Required task. Look through the records below, count the lines with the word "first", and reply with only the number.

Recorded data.
━━━━━━━━━━━━━━━━━━━━
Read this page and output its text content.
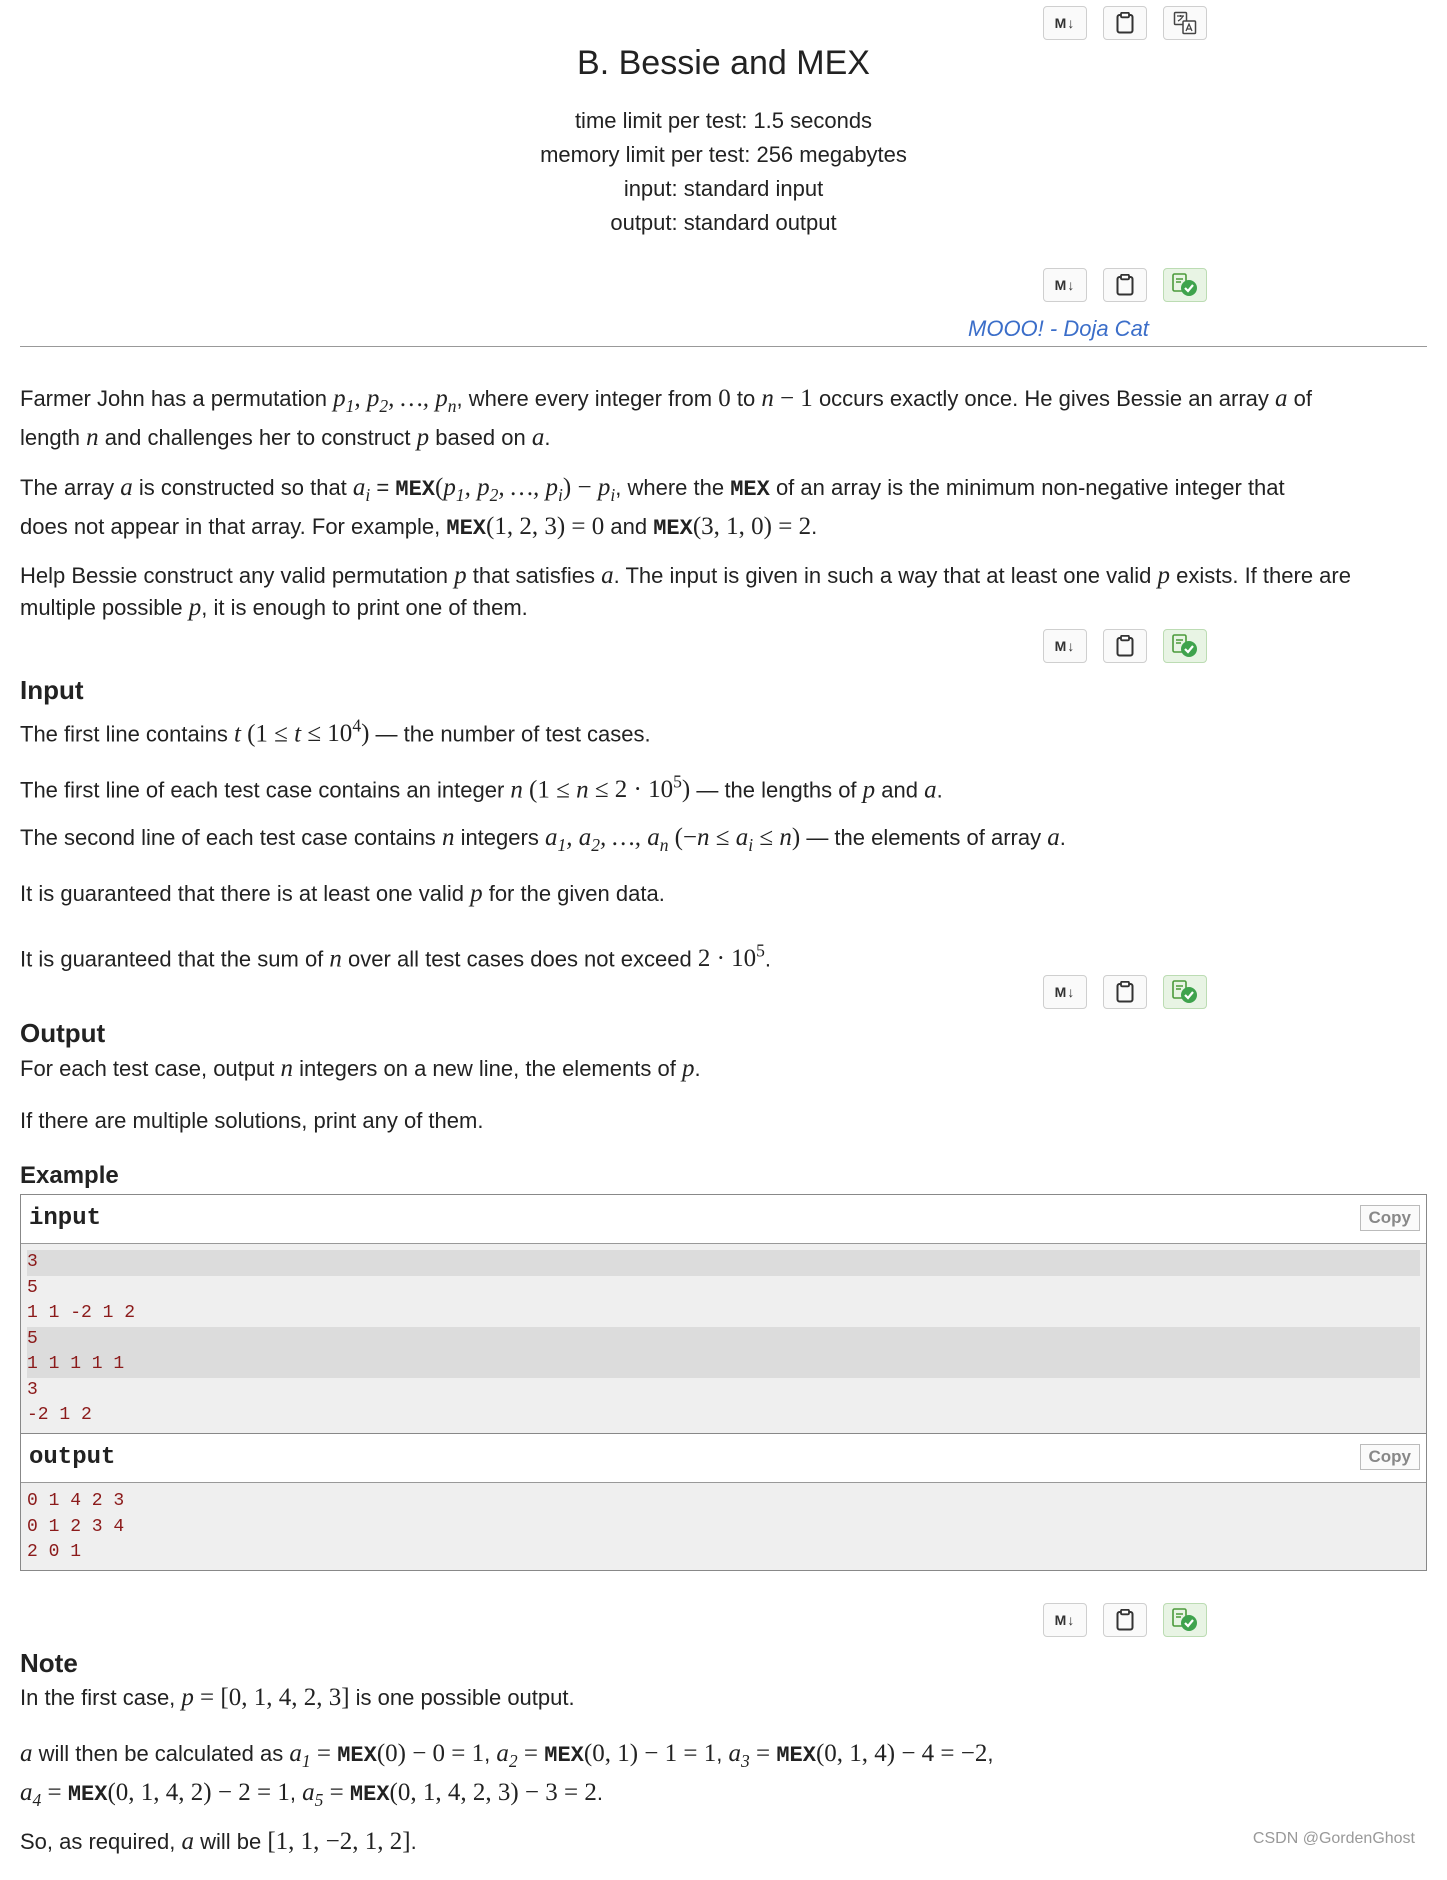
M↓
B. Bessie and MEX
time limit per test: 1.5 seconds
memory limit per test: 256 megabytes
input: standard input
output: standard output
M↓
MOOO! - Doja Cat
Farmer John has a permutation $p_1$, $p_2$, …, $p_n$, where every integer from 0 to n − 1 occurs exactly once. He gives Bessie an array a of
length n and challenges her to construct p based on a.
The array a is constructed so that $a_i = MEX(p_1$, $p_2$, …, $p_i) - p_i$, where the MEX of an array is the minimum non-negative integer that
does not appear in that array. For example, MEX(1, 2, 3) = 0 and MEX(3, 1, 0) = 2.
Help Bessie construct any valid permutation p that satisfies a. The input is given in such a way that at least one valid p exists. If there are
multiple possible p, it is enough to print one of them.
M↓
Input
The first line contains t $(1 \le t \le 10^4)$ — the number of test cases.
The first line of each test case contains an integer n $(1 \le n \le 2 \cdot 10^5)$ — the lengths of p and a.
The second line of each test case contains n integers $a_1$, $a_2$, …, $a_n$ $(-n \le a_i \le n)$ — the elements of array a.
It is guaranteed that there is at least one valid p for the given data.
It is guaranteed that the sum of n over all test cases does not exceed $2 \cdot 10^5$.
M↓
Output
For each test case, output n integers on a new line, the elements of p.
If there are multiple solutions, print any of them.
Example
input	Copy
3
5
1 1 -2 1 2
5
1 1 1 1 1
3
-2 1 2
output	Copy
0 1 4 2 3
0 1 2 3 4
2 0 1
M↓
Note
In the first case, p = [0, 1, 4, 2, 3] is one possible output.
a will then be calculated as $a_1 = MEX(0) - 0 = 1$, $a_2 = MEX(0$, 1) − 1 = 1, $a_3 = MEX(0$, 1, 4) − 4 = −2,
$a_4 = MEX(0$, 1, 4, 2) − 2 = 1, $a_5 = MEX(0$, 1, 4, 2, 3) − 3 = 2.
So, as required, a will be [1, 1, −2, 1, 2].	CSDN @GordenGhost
━━━━━━━━━━━━━━━━━━━━
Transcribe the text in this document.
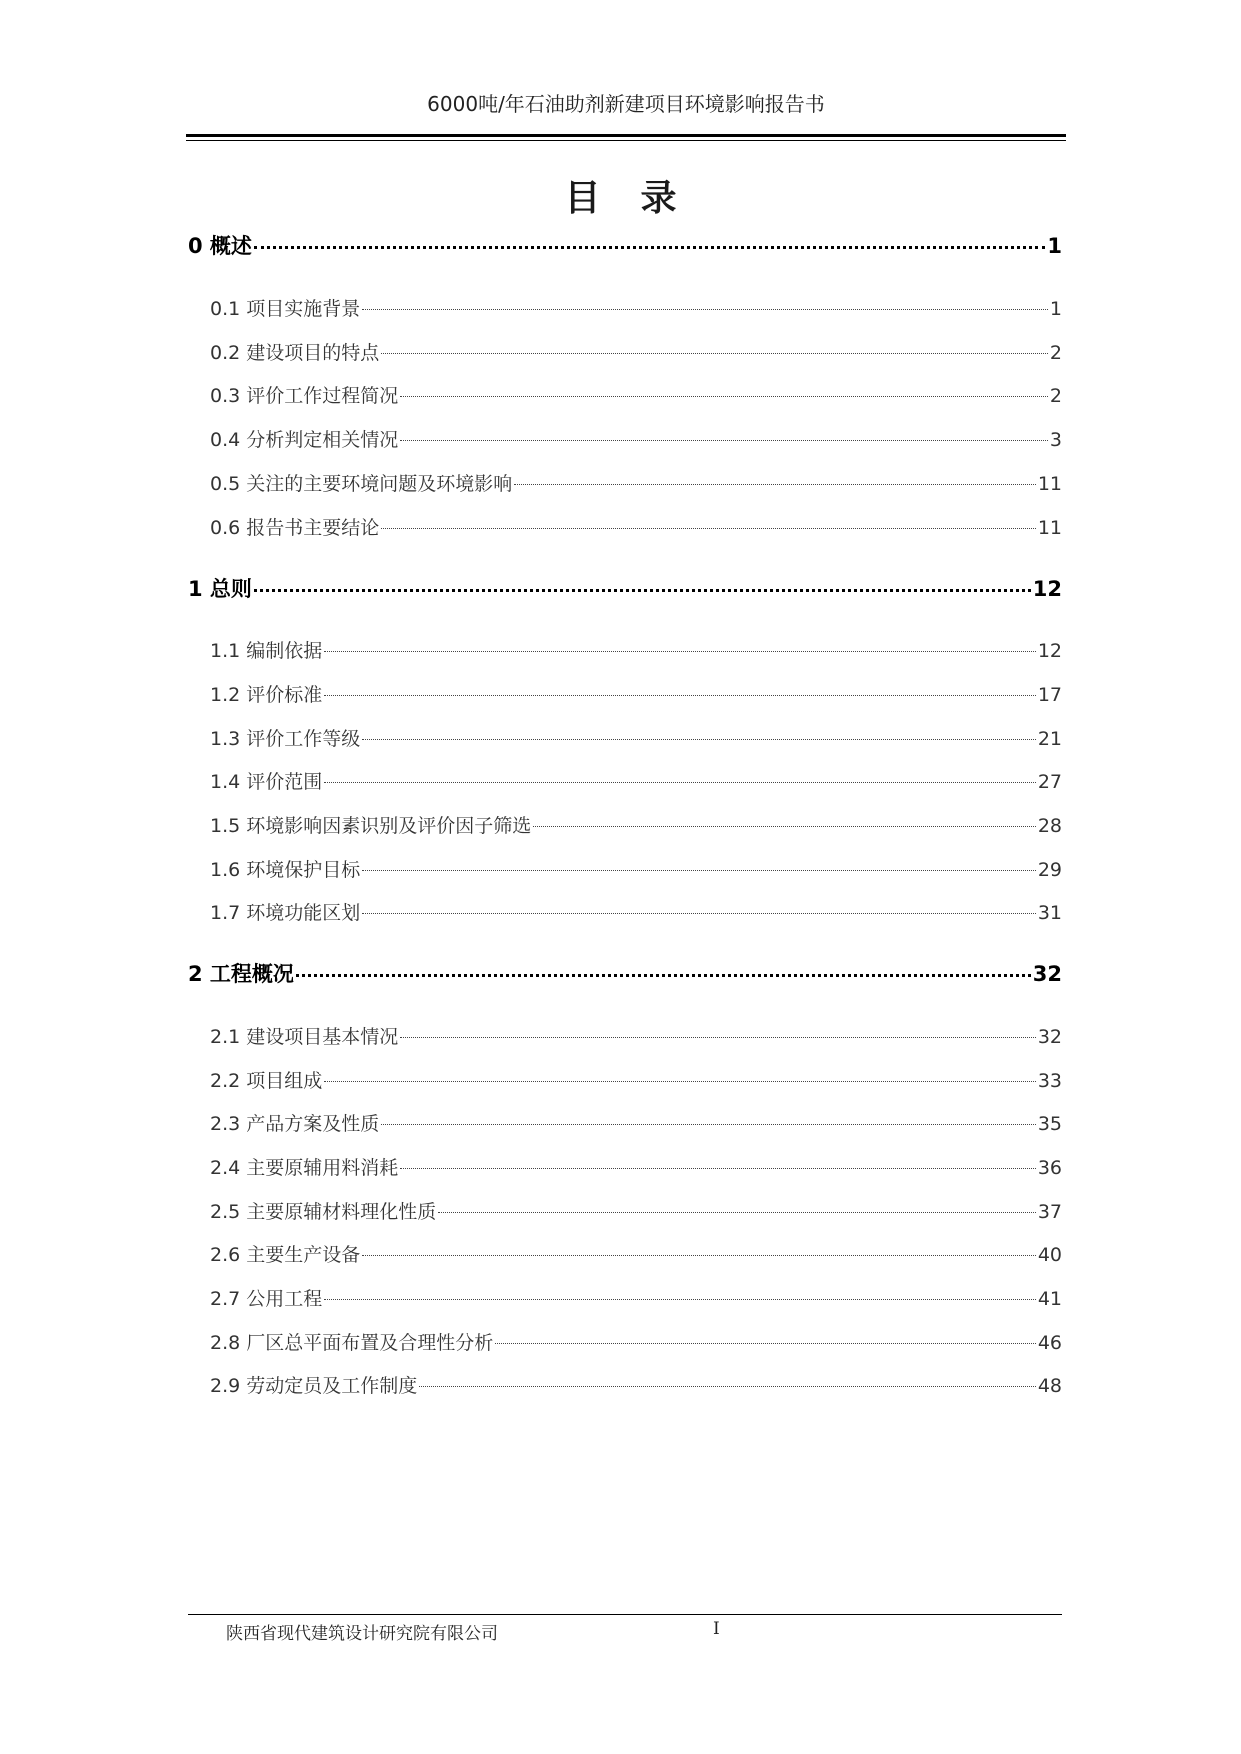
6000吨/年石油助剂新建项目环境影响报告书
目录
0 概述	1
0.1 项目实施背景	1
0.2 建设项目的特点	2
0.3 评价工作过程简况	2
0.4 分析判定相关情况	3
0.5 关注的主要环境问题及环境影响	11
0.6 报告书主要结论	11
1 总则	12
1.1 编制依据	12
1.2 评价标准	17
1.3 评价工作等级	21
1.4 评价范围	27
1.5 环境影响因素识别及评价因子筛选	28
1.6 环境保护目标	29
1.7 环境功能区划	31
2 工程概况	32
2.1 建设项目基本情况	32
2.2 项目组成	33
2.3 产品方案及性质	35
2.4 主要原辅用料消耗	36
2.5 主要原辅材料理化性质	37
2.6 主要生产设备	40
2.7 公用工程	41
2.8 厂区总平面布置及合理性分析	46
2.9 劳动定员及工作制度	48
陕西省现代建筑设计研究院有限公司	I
━━━━━━━━━━━━━━━━━━━━
Solved problem. 3